◆ **SHORT TASK**:
Each line containing the word "title" must be collected.

◆ **MATERIAL TO PROCESS**:

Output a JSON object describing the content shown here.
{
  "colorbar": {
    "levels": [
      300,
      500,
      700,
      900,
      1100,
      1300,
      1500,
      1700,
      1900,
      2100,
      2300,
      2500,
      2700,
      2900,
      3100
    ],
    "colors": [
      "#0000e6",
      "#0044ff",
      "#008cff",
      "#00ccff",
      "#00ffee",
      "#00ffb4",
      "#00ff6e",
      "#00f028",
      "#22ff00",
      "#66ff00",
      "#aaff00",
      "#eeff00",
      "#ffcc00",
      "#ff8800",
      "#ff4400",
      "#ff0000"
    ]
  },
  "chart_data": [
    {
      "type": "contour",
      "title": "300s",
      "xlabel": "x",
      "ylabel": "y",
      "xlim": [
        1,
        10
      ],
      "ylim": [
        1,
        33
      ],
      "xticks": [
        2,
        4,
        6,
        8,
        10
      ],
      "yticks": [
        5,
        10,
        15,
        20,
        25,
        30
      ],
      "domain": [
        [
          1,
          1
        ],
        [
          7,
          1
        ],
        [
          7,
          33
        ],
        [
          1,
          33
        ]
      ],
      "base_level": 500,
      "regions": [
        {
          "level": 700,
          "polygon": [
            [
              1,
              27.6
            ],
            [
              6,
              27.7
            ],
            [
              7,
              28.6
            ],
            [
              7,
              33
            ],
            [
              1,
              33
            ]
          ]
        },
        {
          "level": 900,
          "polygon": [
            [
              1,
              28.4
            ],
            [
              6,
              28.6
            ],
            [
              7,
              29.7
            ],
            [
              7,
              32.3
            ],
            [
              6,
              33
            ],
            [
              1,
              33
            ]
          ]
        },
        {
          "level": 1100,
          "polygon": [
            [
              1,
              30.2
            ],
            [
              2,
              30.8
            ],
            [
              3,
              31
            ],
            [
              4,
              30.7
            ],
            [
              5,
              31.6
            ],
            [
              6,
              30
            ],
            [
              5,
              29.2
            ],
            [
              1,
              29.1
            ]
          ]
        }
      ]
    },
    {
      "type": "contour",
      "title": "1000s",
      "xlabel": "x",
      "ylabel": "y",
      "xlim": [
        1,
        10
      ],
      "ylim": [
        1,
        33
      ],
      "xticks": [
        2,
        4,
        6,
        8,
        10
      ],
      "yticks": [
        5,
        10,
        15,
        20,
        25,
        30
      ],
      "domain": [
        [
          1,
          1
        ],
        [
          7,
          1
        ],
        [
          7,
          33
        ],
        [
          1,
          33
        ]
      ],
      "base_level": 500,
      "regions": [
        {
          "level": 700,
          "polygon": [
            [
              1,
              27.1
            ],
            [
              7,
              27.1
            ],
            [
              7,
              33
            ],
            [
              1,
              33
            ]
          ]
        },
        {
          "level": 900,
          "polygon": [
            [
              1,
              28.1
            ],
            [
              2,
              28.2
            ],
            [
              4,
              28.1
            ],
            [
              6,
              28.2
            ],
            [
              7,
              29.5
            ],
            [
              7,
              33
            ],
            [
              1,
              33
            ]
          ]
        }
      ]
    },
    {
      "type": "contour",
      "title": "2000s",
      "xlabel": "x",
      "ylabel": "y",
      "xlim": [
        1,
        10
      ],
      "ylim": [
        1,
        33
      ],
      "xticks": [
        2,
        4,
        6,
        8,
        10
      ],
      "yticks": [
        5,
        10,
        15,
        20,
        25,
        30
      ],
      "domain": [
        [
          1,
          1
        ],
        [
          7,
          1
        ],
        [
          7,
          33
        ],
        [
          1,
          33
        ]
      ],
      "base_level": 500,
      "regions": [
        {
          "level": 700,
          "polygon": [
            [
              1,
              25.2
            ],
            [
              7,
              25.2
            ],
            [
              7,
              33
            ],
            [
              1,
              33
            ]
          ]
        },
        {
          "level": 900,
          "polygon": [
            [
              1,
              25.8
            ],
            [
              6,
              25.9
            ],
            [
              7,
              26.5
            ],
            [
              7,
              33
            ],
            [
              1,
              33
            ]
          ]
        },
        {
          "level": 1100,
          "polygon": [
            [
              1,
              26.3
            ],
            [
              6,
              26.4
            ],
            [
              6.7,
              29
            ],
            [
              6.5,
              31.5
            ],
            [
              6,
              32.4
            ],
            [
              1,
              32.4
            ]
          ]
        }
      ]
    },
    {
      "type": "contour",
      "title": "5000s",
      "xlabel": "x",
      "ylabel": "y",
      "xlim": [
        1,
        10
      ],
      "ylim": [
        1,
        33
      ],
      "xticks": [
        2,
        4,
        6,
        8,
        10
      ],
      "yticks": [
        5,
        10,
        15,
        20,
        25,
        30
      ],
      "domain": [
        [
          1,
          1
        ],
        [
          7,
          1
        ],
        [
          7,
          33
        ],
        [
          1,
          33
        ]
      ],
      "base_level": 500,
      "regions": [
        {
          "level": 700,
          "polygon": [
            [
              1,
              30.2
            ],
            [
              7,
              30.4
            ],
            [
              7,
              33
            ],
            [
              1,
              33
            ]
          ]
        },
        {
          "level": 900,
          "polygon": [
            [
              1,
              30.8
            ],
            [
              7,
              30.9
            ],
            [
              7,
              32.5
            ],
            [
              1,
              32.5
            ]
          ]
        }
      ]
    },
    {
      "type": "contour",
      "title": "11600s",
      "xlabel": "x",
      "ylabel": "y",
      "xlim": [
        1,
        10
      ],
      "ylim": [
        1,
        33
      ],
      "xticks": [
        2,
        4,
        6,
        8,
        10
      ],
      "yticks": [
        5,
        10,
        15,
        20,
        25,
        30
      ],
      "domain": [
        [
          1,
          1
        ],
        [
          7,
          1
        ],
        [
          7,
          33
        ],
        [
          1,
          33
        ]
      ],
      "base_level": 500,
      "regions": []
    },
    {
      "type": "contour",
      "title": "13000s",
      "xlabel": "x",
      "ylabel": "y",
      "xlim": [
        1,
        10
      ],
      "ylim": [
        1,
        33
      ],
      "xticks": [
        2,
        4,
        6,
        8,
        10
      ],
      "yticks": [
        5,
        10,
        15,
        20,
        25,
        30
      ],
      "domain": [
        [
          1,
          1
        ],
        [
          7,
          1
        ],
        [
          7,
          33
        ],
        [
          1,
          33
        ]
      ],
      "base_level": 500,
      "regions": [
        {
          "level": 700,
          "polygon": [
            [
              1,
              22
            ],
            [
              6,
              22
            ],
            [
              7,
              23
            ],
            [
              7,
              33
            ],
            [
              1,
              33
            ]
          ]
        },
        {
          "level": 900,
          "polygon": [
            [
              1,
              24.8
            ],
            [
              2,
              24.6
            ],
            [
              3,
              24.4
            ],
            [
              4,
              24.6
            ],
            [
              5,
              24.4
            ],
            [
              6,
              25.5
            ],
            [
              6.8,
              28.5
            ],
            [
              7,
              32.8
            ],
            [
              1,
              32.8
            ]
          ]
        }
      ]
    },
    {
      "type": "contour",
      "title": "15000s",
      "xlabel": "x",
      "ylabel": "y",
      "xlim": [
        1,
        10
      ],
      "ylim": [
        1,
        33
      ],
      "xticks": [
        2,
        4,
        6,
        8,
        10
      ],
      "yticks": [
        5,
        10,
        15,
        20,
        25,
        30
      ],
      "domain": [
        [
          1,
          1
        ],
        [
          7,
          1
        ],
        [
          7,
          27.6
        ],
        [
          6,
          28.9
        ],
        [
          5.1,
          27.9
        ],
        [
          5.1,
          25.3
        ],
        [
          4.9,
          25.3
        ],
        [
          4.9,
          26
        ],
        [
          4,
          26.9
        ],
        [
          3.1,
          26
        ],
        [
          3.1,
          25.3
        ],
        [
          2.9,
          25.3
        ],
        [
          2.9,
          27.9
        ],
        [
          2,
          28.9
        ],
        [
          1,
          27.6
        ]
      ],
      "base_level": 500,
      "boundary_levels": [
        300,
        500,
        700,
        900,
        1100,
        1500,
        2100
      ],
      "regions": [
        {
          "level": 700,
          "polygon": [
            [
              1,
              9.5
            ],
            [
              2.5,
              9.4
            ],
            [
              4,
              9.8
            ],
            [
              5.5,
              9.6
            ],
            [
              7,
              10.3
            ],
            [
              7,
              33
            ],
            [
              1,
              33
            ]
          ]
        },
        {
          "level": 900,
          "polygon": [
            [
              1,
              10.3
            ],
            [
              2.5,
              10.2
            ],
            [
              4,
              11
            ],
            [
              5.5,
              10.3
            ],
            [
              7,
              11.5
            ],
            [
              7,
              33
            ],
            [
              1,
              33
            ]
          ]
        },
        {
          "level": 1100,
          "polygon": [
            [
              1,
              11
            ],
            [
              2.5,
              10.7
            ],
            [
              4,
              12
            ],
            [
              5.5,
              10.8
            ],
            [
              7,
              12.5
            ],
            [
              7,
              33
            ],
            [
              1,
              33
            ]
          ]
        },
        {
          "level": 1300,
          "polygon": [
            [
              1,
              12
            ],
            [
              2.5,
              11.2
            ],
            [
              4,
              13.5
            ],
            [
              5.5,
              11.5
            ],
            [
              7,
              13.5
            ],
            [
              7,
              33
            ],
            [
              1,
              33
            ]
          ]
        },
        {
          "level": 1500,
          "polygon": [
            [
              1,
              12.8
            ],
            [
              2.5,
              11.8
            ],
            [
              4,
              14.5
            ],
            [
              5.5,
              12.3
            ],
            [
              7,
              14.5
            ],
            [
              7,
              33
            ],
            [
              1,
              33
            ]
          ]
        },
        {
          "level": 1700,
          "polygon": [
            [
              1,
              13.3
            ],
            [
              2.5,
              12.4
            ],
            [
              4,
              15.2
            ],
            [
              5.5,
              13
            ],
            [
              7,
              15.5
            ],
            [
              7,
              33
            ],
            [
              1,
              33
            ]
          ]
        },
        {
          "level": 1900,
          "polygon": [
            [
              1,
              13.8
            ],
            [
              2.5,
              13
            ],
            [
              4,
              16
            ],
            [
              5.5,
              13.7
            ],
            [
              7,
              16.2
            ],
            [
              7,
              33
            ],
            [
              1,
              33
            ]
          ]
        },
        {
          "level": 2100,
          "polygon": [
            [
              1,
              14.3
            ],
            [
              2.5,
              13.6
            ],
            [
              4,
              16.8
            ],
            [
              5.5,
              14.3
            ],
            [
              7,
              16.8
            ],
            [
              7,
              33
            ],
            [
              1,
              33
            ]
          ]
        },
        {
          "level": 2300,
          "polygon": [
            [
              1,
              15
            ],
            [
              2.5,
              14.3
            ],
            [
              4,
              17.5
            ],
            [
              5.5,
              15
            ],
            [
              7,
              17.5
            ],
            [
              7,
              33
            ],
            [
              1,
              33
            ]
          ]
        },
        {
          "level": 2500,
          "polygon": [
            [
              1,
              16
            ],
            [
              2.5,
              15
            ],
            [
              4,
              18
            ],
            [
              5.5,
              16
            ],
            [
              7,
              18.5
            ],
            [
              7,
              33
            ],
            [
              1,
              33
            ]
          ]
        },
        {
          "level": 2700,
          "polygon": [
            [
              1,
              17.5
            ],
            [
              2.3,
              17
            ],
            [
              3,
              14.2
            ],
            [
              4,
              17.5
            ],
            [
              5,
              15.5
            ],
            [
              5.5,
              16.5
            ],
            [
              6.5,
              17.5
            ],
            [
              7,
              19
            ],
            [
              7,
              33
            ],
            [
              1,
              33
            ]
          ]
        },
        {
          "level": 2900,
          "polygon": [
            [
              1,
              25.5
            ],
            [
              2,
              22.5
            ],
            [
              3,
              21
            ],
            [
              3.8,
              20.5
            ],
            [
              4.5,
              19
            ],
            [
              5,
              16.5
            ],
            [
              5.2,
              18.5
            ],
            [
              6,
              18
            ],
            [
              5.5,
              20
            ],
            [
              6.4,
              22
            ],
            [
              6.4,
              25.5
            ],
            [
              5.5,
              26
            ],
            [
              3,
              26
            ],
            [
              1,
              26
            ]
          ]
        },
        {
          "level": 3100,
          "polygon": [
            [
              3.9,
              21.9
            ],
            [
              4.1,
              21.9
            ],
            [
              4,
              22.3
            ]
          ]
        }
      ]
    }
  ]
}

◆ **IN RESPONSE**:
      "title": "300s",
      "title": "1000s",
      "title": "2000s",
      "title": "5000s",
      "title": "11600s",
      "title": "13000s",
      "title": "15000s",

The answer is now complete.